BEGIN EXERCISE TEXT
Mammalian target of rapamycin's distinct roles and effectiveness in promoting compensatory axonal sprouting in the injured CNS.

Abstract

Mammalian target of rapamycin (mTOR) functions as a master sensor of nutrients and energy, and controls protein translation and cell growth. Deletion of phosphatase and tensin homolog (PTEN) in adult CNS neurons promotes regeneration of injured axons in an mTOR-dependent manner. However, others have demonstrated mTOR-independent axon regeneration in different cell types, raising the question of how broadly mTOR regulates axonal regrowth across different systems. Here we define the role of mTOR in promoting collateral sprouting of spared axons, a key axonal remodeling mechanism by which functions are recovered after CNS injury. Using pharmacological inhibition, we demonstrate that mTOR is dispensable for the robust spontaneous sprouting of corticospinal tract axons seen after pyramidotomy in postnatal mice. In contrast, moderate spontaneous axonal sprouting and induced-sprouting seen under different conditions in young adult mice (i.e., PTEN deletion or degradation of chondroitin proteoglycans; CSPGs) are both reduced upon mTOR inhibition. In addition, to further determine the potency of mTOR in promoting sprouting responses, we coinactivate PTEN and CSPGs, and demonstrate that this combination leads to an additive increase in axonal sprouting compared with single treatments. Our findings reveal a developmental switch in mTOR dependency for inducing axonal sprouting, and indicate that PTEN deletion in adult neurons neither recapitulates the regrowth program of postnatal animals, nor is sufficient to completely overcome an inhibitory environment. Accordingly, exploiting mTOR levels by targeting PTEN combined with CSPG degradation represents a promising strategy to promote extensive axonal plasticity in adult mammals.
END EXERCISE TEXT
List every abbreviation that the abstract on mTOR and axonal sprouting defines, and give the full term for each.
BEGIN EXTRACTED MATERIAL
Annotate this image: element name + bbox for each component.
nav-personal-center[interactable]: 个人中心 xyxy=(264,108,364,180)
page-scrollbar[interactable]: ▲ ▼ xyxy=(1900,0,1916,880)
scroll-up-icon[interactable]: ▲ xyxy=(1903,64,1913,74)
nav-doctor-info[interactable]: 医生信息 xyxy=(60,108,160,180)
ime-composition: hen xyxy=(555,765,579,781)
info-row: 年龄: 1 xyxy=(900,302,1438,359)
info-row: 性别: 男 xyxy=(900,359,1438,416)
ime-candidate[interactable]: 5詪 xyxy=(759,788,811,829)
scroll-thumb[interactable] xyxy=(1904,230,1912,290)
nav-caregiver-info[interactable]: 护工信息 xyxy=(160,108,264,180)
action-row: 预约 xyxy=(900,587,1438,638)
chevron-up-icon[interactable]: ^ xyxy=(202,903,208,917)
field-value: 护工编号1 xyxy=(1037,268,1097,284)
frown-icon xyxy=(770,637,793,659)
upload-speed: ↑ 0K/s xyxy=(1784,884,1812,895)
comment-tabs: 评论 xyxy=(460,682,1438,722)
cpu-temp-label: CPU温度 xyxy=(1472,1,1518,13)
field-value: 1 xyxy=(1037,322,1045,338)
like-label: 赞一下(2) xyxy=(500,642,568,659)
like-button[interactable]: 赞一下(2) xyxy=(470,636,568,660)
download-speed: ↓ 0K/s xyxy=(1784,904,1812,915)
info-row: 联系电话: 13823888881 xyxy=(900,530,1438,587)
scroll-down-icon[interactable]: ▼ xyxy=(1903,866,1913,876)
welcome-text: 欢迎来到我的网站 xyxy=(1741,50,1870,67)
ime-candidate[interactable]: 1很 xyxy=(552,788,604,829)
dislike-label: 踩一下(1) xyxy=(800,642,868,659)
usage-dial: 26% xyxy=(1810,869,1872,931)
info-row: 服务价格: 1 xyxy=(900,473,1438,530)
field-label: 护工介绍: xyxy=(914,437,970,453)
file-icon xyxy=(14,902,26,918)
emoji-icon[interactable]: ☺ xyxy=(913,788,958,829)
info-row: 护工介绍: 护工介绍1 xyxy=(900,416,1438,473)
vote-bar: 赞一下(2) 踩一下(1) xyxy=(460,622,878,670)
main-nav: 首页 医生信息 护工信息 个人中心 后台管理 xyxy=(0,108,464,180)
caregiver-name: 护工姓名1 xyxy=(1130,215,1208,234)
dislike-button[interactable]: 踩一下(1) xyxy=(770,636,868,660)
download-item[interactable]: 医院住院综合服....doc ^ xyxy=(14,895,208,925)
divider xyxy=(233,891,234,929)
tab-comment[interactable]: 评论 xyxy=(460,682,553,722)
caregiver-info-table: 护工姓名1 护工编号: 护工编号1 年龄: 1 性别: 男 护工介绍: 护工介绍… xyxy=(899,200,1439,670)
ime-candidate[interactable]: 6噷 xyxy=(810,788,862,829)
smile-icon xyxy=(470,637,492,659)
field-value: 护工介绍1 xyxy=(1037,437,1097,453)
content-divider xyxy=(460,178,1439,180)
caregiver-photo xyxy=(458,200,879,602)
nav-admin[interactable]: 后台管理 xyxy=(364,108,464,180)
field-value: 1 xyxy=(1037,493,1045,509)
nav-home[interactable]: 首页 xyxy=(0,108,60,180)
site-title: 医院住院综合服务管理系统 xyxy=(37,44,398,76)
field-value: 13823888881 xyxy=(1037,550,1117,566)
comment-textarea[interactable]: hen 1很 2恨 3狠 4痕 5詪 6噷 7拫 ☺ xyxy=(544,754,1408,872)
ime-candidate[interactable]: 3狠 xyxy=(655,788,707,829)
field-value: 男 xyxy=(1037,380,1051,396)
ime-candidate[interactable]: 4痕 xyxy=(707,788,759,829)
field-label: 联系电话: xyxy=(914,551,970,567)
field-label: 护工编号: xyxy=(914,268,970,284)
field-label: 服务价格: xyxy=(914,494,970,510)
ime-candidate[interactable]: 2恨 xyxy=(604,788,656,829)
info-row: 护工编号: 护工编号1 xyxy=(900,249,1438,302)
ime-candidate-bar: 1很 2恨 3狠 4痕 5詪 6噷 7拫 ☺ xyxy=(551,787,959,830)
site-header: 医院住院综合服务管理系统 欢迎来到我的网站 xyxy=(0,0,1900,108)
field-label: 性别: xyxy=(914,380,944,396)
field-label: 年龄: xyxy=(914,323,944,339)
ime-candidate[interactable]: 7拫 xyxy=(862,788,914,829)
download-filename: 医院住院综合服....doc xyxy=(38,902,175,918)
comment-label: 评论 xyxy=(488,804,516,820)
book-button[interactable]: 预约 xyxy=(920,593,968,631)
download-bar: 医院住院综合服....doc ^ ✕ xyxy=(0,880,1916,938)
END EXTRACTED MATERIAL
ANSWER SPACE -
mTOR: Mammalian target of rapamycin
PTEN: phosphatase and tensin homolog
CSPGs: chondroitin proteoglycans